(Written problem) Every entry that follows needs to be repeated exactly.

(Figure contents as structured data)

================

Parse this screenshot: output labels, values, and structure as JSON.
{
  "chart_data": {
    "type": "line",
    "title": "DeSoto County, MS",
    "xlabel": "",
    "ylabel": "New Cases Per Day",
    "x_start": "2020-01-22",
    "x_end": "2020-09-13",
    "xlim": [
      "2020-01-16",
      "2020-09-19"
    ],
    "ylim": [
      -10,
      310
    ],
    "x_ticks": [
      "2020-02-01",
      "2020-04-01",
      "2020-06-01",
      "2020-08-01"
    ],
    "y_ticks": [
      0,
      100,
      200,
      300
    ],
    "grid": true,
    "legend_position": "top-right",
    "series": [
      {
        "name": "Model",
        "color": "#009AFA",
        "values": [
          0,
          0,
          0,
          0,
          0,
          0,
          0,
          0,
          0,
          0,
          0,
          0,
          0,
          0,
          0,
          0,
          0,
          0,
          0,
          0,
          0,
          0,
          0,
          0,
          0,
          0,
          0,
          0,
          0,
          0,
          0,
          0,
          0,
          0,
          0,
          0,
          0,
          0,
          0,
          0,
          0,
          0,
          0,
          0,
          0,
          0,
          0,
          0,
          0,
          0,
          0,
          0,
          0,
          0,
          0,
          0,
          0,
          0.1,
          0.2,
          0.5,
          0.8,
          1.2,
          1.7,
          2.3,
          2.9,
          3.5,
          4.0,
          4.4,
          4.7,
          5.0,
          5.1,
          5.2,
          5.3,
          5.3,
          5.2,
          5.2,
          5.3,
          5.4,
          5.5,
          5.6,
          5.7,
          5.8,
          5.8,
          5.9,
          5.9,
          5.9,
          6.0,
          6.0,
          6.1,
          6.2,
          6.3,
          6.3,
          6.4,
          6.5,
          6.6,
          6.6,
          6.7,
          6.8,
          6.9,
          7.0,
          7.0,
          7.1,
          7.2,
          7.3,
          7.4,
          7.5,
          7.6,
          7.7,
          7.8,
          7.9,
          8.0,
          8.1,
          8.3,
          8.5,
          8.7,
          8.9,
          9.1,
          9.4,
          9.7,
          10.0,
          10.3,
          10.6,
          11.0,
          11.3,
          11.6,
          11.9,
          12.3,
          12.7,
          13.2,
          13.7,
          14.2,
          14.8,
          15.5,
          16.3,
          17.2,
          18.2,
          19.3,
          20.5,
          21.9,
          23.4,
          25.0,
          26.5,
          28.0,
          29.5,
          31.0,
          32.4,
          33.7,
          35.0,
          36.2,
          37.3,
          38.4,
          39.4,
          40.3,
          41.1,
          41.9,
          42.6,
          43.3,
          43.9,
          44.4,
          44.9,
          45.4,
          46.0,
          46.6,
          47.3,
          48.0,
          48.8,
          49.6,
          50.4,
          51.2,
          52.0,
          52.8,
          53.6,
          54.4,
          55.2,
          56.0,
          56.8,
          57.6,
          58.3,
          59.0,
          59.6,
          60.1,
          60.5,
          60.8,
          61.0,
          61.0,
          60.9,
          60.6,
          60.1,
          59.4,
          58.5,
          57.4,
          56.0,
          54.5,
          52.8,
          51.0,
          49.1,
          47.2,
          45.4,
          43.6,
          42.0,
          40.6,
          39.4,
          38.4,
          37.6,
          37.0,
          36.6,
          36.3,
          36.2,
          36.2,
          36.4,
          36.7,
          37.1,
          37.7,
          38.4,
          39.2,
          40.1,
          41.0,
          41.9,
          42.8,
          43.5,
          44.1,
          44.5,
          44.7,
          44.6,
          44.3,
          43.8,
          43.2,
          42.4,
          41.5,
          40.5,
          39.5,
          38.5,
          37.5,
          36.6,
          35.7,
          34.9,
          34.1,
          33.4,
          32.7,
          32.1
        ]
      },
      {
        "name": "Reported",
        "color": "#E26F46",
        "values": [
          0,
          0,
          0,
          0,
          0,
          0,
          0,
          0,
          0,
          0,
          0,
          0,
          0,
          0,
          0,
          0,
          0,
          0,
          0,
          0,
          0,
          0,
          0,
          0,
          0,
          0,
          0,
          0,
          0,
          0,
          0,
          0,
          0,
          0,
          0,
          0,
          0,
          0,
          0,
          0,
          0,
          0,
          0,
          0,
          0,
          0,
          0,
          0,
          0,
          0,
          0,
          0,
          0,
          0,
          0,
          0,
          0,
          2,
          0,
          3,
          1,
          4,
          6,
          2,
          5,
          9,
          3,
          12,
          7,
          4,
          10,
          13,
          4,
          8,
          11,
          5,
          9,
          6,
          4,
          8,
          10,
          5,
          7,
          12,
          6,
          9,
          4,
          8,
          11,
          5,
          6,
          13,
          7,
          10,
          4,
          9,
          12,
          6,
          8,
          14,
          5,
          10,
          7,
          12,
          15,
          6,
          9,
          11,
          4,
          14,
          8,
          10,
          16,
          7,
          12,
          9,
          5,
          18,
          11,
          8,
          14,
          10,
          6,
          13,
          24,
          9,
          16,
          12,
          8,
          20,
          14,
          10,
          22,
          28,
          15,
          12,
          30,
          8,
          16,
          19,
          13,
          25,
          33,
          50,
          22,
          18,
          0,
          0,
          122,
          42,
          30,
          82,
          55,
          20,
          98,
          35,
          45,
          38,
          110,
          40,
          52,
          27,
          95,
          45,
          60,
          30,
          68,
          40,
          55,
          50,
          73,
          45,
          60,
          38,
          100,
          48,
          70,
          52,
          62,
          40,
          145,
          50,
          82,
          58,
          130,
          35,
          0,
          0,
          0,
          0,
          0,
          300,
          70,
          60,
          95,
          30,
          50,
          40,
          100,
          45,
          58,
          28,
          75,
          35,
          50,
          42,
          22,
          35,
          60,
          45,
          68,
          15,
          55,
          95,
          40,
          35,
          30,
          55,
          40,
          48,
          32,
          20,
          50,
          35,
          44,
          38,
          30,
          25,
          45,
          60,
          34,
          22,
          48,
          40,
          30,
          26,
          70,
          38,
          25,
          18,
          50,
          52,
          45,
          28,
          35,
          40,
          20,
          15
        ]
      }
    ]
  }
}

================

(Exercise result)
Parse this screenshot: output labels, values, and structure as JSON.
{
  "chart_data": {
    "type": "line",
    "title": "DeSoto County, MS",
    "xlabel": "",
    "ylabel": "New Cases Per Day",
    "x_start": "2020-01-22",
    "x_end": "2020-09-13",
    "xlim": [
      "2020-01-16",
      "2020-09-19"
    ],
    "ylim": [
      -10,
      310
    ],
    "x_ticks": [
      "2020-02-01",
      "2020-04-01",
      "2020-06-01",
      "2020-08-01"
    ],
    "y_ticks": [
      0,
      100,
      200,
      300
    ],
    "grid": true,
    "legend_position": "top-right",
    "series": [
      {
        "name": "Model",
        "color": "#009AFA",
        "values": [
          0,
          0,
          0,
          0,
          0,
          0,
          0,
          0,
          0,
          0,
          0,
          0,
          0,
          0,
          0,
          0,
          0,
          0,
          0,
          0,
          0,
          0,
          0,
          0,
          0,
          0,
          0,
          0,
          0,
          0,
          0,
          0,
          0,
          0,
          0,
          0,
          0,
          0,
          0,
          0,
          0,
          0,
          0,
          0,
          0,
          0,
          0,
          0,
          0,
          0,
          0,
          0,
          0,
          0,
          0,
          0,
          0,
          0.1,
          0.2,
          0.5,
          0.8,
          1.2,
          1.7,
          2.3,
          2.9,
          3.5,
          4.0,
          4.4,
          4.7,
          5.0,
          5.1,
          5.2,
          5.3,
          5.3,
          5.2,
          5.2,
          5.3,
          5.4,
          5.5,
          5.6,
          5.7,
          5.8,
          5.8,
          5.9,
          5.9,
          5.9,
          6.0,
          6.0,
          6.1,
          6.2,
          6.3,
          6.3,
          6.4,
          6.5,
          6.6,
          6.6,
          6.7,
          6.8,
          6.9,
          7.0,
          7.0,
          7.1,
          7.2,
          7.3,
          7.4,
          7.5,
          7.6,
          7.7,
          7.8,
          7.9,
          8.0,
          8.1,
          8.3,
          8.5,
          8.7,
          8.9,
          9.1,
          9.4,
          9.7,
          10.0,
          10.3,
          10.6,
          11.0,
          11.3,
          11.6,
          11.9,
          12.3,
          12.7,
          13.2,
          13.7,
          14.2,
          14.8,
          15.5,
          16.3,
          17.2,
          18.2,
          19.3,
          20.5,
          21.9,
          23.4,
          25.0,
          26.5,
          28.0,
          29.5,
          31.0,
          32.4,
          33.7,
          35.0,
          36.2,
          37.3,
          38.4,
          39.4,
          40.3,
          41.1,
          41.9,
          42.6,
          43.3,
          43.9,
          44.4,
          44.9,
          45.4,
          46.0,
          46.6,
          47.3,
          48.0,
          48.8,
          49.6,
          50.4,
          51.2,
          52.0,
          52.8,
          53.6,
          54.4,
          55.2,
          56.0,
          56.8,
          57.6,
          58.3,
          59.0,
          59.6,
          60.1,
          60.5,
          60.8,
          61.0,
          61.0,
          60.9,
          60.6,
          60.1,
          59.4,
          58.5,
          57.4,
          56.0,
          54.5,
          52.8,
          51.0,
          49.1,
          47.2,
          45.4,
          43.6,
          42.0,
          40.6,
          39.4,
          38.4,
          37.6,
          37.0,
          36.6,
          36.3,
          36.2,
          36.2,
          36.4,
          36.7,
          37.1,
          37.7,
          38.4,
          39.2,
          40.1,
          41.0,
          41.9,
          42.8,
          43.5,
          44.1,
          44.5,
          44.7,
          44.6,
          44.3,
          43.8,
          43.2,
          42.4,
          41.5,
          40.5,
          39.5,
          38.5,
          37.5,
          36.6,
          35.7,
          34.9,
          34.1,
          33.4,
          32.7,
          32.1
        ]
      },
      {
        "name": "Reported",
        "color": "#E26F46",
        "values": [
          0,
          0,
          0,
          0,
          0,
          0,
          0,
          0,
          0,
          0,
          0,
          0,
          0,
          0,
          0,
          0,
          0,
          0,
          0,
          0,
          0,
          0,
          0,
          0,
          0,
          0,
          0,
          0,
          0,
          0,
          0,
          0,
          0,
          0,
          0,
          0,
          0,
          0,
          0,
          0,
          0,
          0,
          0,
          0,
          0,
          0,
          0,
          0,
          0,
          0,
          0,
          0,
          0,
          0,
          0,
          0,
          0,
          2,
          0,
          3,
          1,
          4,
          6,
          2,
          5,
          9,
          3,
          12,
          7,
          4,
          10,
          13,
          4,
          8,
          11,
          5,
          9,
          6,
          4,
          8,
          10,
          5,
          7,
          12,
          6,
          9,
          4,
          8,
          11,
          5,
          6,
          13,
          7,
          10,
          4,
          9,
          12,
          6,
          8,
          14,
          5,
          10,
          7,
          12,
          15,
          6,
          9,
          11,
          4,
          14,
          8,
          10,
          16,
          7,
          12,
          9,
          5,
          18,
          11,
          8,
          14,
          10,
          6,
          13,
          24,
          9,
          16,
          12,
          8,
          20,
          14,
          10,
          22,
          28,
          15,
          12,
          30,
          8,
          16,
          19,
          13,
          25,
          33,
          50,
          22,
          18,
          0,
          0,
          122,
          42,
          30,
          82,
          55,
          20,
          98,
          35,
          45,
          38,
          110,
          40,
          52,
          27,
          95,
          45,
          60,
          30,
          68,
          40,
          55,
          50,
          73,
          45,
          60,
          38,
          100,
          48,
          70,
          52,
          62,
          40,
          145,
          50,
          82,
          58,
          130,
          35,
          0,
          0,
          0,
          0,
          0,
          300,
          70,
          60,
          95,
          30,
          50,
          40,
          100,
          45,
          58,
          28,
          75,
          35,
          50,
          42,
          22,
          35,
          60,
          45,
          68,
          15,
          55,
          95,
          40,
          35,
          30,
          55,
          40,
          48,
          32,
          20,
          50,
          35,
          44,
          38,
          30,
          25,
          45,
          60,
          34,
          22,
          48,
          40,
          30,
          26,
          70,
          38,
          25,
          18,
          50,
          52,
          45,
          28,
          35,
          40,
          20,
          15
        ]
      }
    ]
  }
}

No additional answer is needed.